INSTRUCTION:
Using the entries that follow, collect the lines where the word "caption" appears.

*** RECORDS ***

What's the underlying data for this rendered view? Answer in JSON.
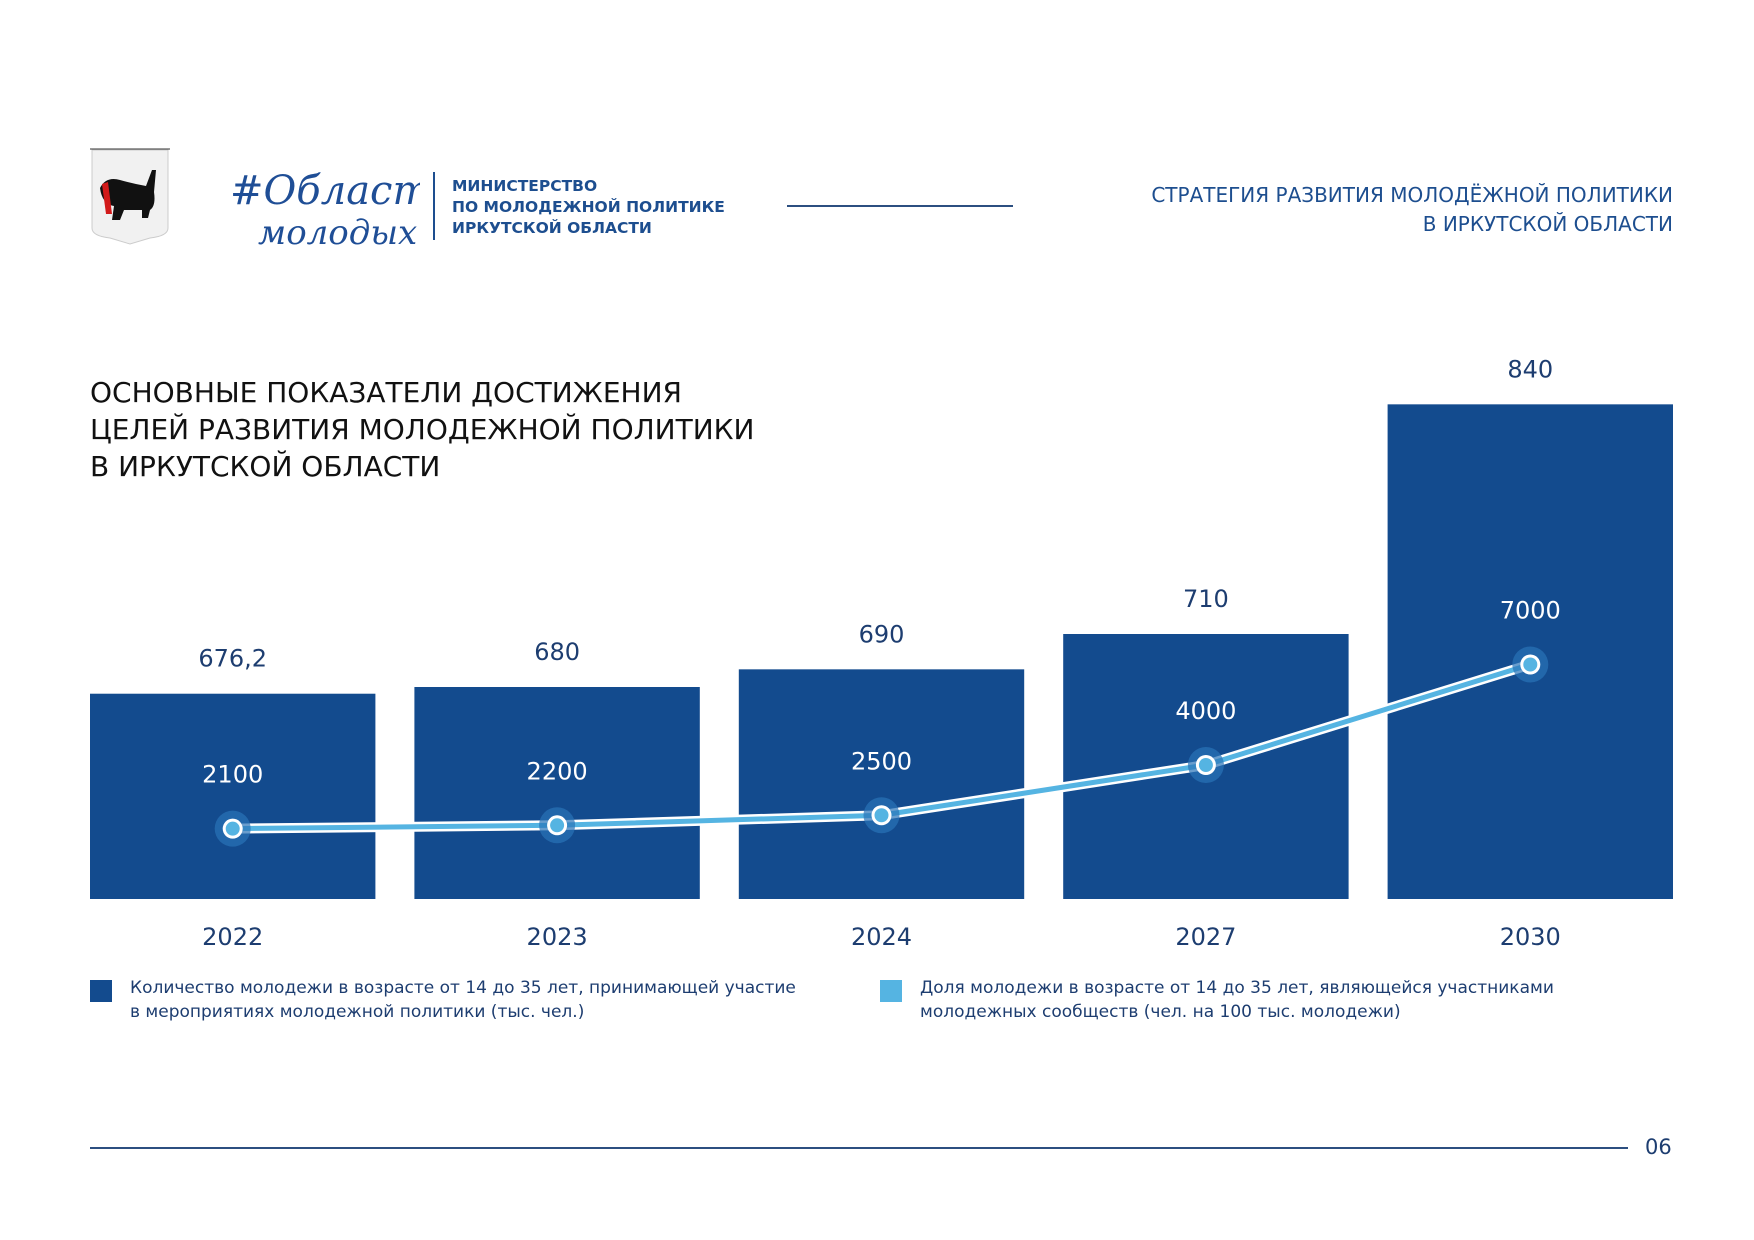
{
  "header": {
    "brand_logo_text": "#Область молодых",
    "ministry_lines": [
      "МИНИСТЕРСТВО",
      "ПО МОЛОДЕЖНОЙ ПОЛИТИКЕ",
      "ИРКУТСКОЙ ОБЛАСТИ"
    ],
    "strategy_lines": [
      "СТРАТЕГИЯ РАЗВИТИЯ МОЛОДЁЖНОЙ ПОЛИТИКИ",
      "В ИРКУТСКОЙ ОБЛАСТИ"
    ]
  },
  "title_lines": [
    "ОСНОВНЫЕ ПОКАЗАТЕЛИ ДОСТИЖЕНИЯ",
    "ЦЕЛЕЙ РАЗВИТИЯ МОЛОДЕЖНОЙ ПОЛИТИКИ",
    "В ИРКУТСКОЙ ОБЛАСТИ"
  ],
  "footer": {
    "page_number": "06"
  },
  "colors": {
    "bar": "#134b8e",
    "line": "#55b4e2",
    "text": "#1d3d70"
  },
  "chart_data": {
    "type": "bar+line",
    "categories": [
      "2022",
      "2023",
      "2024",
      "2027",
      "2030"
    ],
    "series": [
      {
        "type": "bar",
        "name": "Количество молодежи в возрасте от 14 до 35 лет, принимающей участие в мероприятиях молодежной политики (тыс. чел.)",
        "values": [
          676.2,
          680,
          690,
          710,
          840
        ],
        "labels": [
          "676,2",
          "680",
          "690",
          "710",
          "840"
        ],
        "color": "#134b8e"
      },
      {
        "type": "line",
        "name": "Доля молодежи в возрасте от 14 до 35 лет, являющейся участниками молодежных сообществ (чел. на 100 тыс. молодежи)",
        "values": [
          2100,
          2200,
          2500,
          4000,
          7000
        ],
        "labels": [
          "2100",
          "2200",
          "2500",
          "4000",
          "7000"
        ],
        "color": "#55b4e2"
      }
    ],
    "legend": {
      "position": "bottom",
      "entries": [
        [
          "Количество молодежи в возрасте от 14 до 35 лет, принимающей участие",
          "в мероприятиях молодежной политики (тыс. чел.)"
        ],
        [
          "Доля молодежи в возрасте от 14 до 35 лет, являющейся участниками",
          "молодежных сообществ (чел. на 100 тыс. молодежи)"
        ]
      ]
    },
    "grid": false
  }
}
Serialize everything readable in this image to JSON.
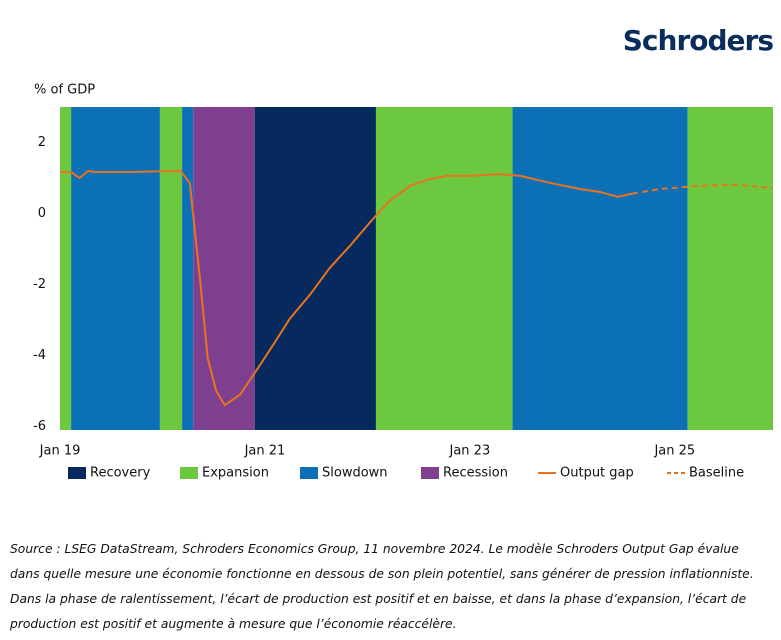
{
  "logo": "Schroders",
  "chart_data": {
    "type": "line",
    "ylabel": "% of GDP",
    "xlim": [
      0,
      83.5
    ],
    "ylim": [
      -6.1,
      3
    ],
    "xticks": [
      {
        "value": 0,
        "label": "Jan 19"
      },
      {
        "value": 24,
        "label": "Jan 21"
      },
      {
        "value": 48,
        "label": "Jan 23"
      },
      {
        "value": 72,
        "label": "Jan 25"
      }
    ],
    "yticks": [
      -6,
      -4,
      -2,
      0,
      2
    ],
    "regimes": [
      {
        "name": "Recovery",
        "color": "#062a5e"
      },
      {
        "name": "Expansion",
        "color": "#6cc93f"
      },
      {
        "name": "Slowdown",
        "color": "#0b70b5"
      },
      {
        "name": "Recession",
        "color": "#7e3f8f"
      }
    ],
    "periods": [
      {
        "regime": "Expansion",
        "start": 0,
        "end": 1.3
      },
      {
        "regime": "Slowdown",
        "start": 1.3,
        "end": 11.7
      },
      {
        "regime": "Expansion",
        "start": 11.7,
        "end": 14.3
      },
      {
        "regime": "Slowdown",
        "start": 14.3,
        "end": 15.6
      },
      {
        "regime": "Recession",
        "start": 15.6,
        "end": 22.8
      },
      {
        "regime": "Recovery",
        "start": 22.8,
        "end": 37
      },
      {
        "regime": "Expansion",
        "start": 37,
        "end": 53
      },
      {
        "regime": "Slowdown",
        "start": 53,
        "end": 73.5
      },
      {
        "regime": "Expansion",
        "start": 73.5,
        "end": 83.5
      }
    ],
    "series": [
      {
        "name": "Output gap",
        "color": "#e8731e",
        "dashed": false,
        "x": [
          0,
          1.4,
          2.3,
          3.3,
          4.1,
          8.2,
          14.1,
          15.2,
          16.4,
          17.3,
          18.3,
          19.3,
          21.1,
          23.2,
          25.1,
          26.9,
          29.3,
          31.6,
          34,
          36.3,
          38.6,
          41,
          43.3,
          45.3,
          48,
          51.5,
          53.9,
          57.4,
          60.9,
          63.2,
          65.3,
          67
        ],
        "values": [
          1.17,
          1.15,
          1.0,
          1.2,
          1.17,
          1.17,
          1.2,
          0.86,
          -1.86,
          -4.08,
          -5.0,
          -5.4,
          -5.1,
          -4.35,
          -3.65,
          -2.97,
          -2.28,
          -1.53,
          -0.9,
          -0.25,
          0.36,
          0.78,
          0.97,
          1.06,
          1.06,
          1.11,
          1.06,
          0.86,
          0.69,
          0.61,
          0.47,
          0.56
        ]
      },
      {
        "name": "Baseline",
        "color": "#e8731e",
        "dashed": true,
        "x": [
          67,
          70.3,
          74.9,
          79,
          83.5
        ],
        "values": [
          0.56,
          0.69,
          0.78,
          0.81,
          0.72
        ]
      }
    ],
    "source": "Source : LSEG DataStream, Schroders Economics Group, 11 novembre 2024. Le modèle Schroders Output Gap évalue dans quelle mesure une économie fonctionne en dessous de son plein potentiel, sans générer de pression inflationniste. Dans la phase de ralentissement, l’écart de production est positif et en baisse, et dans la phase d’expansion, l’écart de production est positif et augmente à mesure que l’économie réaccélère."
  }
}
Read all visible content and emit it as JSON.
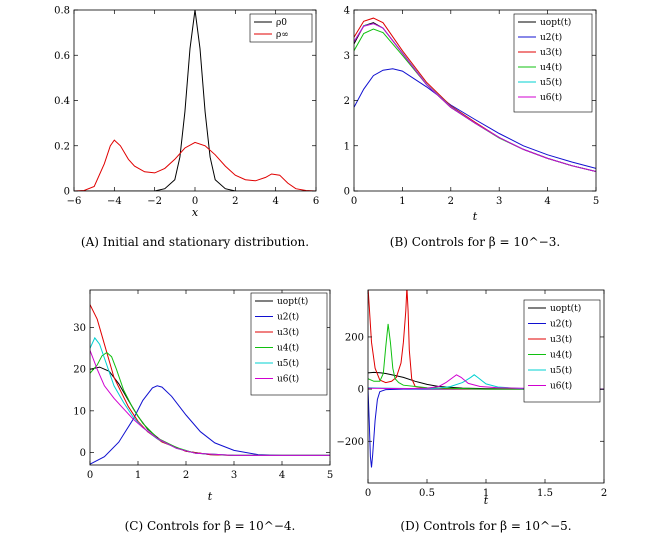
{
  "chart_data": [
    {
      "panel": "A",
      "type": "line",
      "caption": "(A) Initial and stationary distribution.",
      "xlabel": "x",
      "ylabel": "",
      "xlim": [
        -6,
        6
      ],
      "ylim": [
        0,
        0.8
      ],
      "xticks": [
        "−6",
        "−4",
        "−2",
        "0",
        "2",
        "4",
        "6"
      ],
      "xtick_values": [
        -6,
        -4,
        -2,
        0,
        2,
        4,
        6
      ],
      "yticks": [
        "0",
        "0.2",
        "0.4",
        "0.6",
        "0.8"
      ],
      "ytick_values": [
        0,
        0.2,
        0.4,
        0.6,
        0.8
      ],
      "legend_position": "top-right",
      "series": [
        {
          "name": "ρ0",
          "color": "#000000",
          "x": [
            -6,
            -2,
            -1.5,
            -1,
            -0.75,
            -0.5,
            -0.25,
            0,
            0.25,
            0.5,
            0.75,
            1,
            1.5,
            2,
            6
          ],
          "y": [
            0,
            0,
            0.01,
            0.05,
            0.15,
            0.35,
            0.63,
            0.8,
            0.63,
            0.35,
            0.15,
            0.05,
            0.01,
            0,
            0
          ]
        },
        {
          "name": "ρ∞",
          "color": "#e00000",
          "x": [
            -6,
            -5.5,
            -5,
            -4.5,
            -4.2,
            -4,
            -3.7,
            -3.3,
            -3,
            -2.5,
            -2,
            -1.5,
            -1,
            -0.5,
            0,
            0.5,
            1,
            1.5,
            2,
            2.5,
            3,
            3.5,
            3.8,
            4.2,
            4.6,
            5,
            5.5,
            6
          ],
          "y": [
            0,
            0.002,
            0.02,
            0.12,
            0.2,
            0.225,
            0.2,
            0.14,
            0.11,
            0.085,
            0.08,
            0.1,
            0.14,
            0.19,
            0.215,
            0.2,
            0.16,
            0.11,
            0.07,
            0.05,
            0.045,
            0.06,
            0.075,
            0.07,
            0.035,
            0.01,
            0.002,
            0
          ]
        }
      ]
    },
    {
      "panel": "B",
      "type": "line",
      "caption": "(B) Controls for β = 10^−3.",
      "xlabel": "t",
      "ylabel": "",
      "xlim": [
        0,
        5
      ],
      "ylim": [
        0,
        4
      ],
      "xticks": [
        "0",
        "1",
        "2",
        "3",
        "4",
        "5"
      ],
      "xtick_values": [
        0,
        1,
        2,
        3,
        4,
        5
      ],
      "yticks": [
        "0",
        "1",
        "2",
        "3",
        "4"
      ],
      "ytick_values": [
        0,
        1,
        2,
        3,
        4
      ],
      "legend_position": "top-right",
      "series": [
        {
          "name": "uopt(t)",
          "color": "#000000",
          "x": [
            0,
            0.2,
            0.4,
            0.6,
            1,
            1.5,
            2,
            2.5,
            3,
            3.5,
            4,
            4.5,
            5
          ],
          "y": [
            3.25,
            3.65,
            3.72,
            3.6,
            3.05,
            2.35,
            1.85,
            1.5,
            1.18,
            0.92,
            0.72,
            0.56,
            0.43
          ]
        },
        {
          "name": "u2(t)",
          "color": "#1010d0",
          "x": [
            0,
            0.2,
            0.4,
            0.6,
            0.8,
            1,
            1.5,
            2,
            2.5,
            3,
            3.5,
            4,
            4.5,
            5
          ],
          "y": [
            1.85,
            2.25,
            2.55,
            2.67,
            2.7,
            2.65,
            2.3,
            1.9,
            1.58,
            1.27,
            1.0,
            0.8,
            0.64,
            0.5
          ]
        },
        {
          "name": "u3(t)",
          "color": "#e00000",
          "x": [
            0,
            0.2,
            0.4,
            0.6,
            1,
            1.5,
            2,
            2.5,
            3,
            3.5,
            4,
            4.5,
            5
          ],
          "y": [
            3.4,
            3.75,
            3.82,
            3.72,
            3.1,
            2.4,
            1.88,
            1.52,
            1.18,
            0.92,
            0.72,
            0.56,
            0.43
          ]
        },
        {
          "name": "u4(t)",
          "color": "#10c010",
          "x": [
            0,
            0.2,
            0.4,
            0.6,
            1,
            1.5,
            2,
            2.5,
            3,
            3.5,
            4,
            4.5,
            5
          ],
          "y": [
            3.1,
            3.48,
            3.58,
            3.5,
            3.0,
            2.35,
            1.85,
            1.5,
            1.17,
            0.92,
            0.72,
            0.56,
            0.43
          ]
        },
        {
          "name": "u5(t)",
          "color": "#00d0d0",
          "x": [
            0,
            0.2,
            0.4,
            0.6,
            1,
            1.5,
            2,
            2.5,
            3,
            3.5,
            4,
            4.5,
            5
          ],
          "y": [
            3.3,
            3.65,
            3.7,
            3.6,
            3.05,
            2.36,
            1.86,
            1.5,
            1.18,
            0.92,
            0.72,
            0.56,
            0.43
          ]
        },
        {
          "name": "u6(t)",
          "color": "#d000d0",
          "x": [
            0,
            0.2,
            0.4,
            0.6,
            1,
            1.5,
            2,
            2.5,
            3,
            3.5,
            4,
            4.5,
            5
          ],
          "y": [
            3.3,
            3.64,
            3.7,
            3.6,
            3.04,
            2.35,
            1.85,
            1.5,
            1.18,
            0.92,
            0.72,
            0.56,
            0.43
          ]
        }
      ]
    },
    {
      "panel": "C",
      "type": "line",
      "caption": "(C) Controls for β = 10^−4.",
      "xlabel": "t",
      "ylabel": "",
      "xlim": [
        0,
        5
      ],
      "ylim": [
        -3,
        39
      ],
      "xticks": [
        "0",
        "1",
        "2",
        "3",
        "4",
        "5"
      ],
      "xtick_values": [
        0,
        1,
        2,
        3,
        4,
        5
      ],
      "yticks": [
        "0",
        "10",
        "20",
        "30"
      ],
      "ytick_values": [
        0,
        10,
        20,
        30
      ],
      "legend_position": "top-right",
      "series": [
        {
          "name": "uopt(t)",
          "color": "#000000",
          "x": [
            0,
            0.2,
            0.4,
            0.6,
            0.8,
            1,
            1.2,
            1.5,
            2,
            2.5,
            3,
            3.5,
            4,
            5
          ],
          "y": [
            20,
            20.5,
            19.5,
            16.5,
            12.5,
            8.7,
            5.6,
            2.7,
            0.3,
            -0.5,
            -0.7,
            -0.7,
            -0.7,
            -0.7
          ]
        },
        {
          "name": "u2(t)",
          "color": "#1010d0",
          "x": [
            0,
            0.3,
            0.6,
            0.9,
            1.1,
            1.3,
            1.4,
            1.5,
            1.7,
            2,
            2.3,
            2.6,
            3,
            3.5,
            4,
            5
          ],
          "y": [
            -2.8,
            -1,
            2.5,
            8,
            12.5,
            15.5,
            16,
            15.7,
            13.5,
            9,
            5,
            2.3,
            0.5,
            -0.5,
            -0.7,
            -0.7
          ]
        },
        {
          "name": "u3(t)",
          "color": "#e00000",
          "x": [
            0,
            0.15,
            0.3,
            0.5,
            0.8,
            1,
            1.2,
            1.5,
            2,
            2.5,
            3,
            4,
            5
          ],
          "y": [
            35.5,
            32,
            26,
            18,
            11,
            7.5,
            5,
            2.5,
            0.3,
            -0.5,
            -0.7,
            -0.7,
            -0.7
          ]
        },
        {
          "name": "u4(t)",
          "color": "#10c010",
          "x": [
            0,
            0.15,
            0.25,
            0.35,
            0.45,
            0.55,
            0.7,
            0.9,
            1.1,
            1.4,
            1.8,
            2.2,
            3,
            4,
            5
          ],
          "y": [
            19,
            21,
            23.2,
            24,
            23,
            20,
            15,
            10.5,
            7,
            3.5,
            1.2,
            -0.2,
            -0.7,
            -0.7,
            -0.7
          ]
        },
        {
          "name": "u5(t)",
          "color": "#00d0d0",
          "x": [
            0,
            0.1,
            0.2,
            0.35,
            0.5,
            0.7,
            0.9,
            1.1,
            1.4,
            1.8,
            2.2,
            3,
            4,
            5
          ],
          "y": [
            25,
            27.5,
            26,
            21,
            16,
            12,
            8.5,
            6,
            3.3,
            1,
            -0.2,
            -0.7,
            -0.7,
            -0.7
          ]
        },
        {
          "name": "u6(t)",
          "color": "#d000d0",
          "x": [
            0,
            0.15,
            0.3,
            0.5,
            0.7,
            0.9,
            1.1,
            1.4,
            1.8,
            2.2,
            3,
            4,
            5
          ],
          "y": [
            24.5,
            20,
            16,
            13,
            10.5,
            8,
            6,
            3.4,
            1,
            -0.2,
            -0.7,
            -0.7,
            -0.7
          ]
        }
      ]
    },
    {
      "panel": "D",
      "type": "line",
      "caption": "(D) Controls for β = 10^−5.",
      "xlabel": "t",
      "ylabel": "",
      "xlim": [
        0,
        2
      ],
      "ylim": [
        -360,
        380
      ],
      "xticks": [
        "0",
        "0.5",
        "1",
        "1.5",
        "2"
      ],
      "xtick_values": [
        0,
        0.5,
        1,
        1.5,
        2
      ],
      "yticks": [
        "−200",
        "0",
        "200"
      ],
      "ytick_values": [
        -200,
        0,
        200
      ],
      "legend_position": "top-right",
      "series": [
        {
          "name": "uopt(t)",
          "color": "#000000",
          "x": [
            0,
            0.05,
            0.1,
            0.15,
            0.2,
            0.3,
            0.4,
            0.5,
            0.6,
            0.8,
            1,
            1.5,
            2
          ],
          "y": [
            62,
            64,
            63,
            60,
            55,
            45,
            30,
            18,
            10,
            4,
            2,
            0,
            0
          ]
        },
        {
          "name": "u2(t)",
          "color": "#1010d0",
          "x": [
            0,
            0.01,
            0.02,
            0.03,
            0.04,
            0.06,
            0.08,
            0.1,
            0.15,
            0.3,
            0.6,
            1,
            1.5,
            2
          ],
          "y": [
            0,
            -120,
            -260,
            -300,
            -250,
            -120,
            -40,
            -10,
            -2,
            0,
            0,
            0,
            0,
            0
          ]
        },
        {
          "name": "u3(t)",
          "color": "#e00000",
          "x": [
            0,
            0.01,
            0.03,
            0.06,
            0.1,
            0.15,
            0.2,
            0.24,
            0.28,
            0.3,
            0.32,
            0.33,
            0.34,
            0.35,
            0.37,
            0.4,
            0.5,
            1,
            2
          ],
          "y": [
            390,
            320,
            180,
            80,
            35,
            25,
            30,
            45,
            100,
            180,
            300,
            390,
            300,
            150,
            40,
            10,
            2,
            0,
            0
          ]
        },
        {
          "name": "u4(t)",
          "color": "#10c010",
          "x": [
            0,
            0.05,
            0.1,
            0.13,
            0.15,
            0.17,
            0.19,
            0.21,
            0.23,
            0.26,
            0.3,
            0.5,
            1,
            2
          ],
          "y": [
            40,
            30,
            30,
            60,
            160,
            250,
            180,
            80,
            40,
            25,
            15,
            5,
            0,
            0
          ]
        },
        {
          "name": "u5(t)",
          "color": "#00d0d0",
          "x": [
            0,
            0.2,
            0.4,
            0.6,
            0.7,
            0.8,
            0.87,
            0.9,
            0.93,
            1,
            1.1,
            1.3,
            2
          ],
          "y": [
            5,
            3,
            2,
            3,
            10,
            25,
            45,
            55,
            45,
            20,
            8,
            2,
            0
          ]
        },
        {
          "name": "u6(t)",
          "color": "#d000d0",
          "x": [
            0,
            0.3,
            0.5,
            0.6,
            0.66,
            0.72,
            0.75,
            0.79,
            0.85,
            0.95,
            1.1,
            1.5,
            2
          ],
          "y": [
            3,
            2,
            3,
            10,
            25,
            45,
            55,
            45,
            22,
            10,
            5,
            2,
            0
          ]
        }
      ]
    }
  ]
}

***

ANSWER BELOW:
      "caption": "(A) Initial and stationary distribution.",
      "caption": "(B) Controls for β = 10^−3.",
      "caption": "(C) Controls for β = 10^−4.",
      "caption": "(D) Controls for β = 10^−5.",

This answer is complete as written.